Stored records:
○ ○ ○ ○ ○ ○ ○

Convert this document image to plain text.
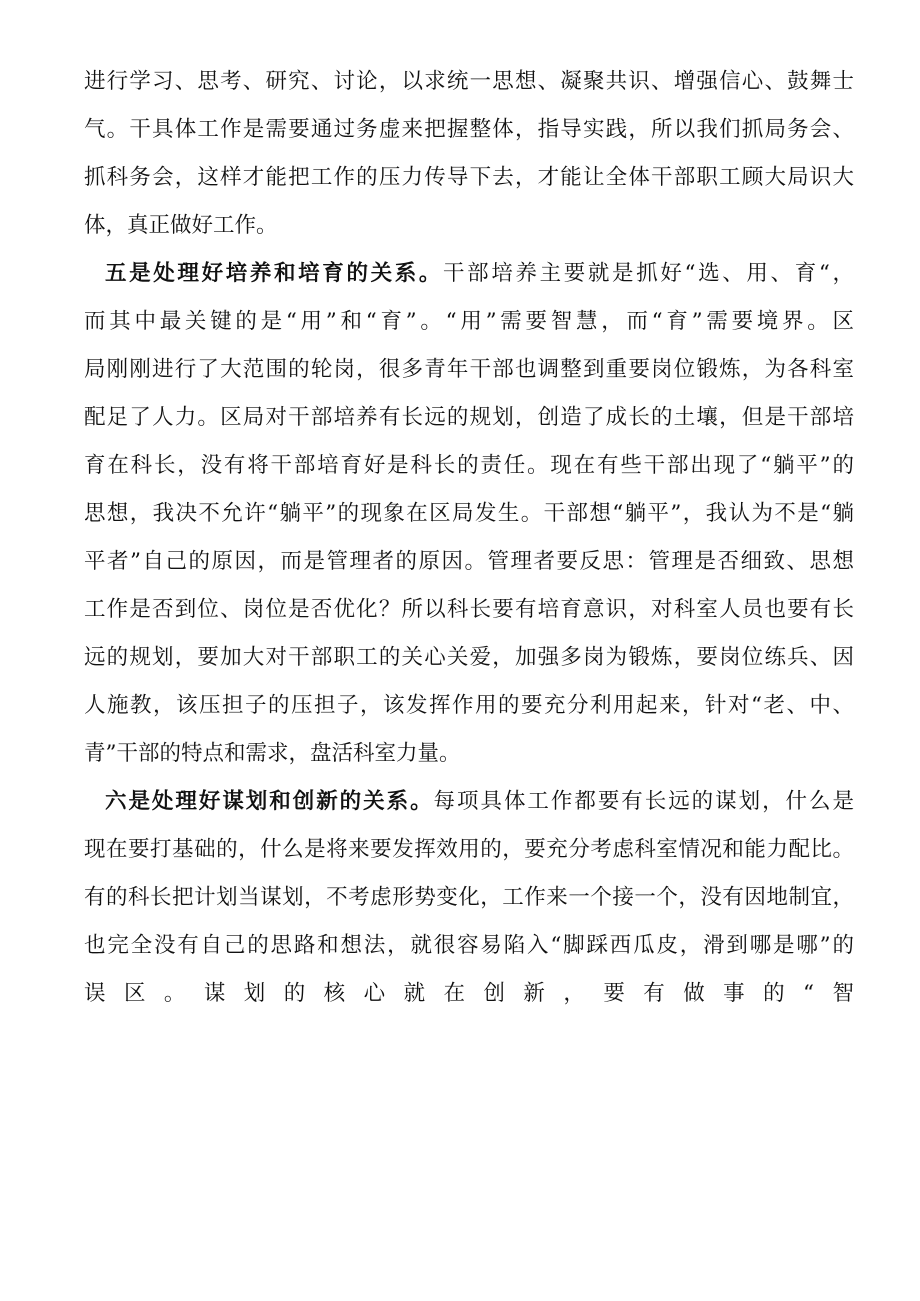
进行学习、思考、研究、讨论，以求统一思想、凝聚共识、增强信心、鼓舞士
气。干具体工作是需要通过务虚来把握整体，指导实践，所以我们抓局务会、
抓科务会，这样才能把工作的压力传导下去，才能让全体干部职工顾大局识大
体，真正做好工作。
五是处理好培养和培育的关系。干部培养主要就是抓好“选、用、育“，
而其中最关键的是“用”和“育”。“用”需要智慧，而“育”需要境界。区
局刚刚进行了大范围的轮岗，很多青年干部也调整到重要岗位锻炼，为各科室
配足了人力。区局对干部培养有长远的规划，创造了成长的土壤，但是干部培
育在科长，没有将干部培育好是科长的责任。现在有些干部出现了“躺平”的
思想，我决不允许“躺平”的现象在区局发生。干部想“躺平”，我认为不是“躺
平者”自己的原因，而是管理者的原因。管理者要反思：管理是否细致、思想
工作是否到位、岗位是否优化？所以科长要有培育意识，对科室人员也要有长
远的规划，要加大对干部职工的关心关爱，加强多岗为锻炼，要岗位练兵、因
人施教，该压担子的压担子，该发挥作用的要充分利用起来，针对“老、中、
青”干部的特点和需求，盘活科室力量。
六是处理好谋划和创新的关系。每项具体工作都要有长远的谋划，什么是
现在要打基础的，什么是将来要发挥效用的，要充分考虑科室情况和能力配比。
有的科长把计划当谋划，不考虑形势变化，工作来一个接一个，没有因地制宜，
也完全没有自己的思路和想法，就很容易陷入“脚踩西瓜皮，滑到哪是哪”的
误区。谋划的核心就在创新，要有做事的“智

○ ○ ○ ○ ○ ○ ○

(Problem to solve) Write out the listing above again, exactly, but with no pictures in the copy.

(Finished exercise)
Convert this document image to plain text.
进行学习、思考、研究、讨论，以求统一思想、凝聚共识、增强信心、鼓舞士
气。干具体工作是需要通过务虚来把握整体，指导实践，所以我们抓局务会、
抓科务会，这样才能把工作的压力传导下去，才能让全体干部职工顾大局识大
体，真正做好工作。
五是处理好培养和培育的关系。干部培养主要就是抓好“选、用、育“，
而其中最关键的是“用”和“育”。“用”需要智慧，而“育”需要境界。区
局刚刚进行了大范围的轮岗，很多青年干部也调整到重要岗位锻炼，为各科室
配足了人力。区局对干部培养有长远的规划，创造了成长的土壤，但是干部培
育在科长，没有将干部培育好是科长的责任。现在有些干部出现了“躺平”的
思想，我决不允许“躺平”的现象在区局发生。干部想“躺平”，我认为不是“躺
平者”自己的原因，而是管理者的原因。管理者要反思：管理是否细致、思想
工作是否到位、岗位是否优化？所以科长要有培育意识，对科室人员也要有长
远的规划，要加大对干部职工的关心关爱，加强多岗为锻炼，要岗位练兵、因
人施教，该压担子的压担子，该发挥作用的要充分利用起来，针对“老、中、
青”干部的特点和需求，盘活科室力量。
六是处理好谋划和创新的关系。每项具体工作都要有长远的谋划，什么是
现在要打基础的，什么是将来要发挥效用的，要充分考虑科室情况和能力配比。
有的科长把计划当谋划，不考虑形势变化，工作来一个接一个，没有因地制宜，
也完全没有自己的思路和想法，就很容易陷入“脚踩西瓜皮，滑到哪是哪”的
误区。谋划的核心就在创新，要有做事的“智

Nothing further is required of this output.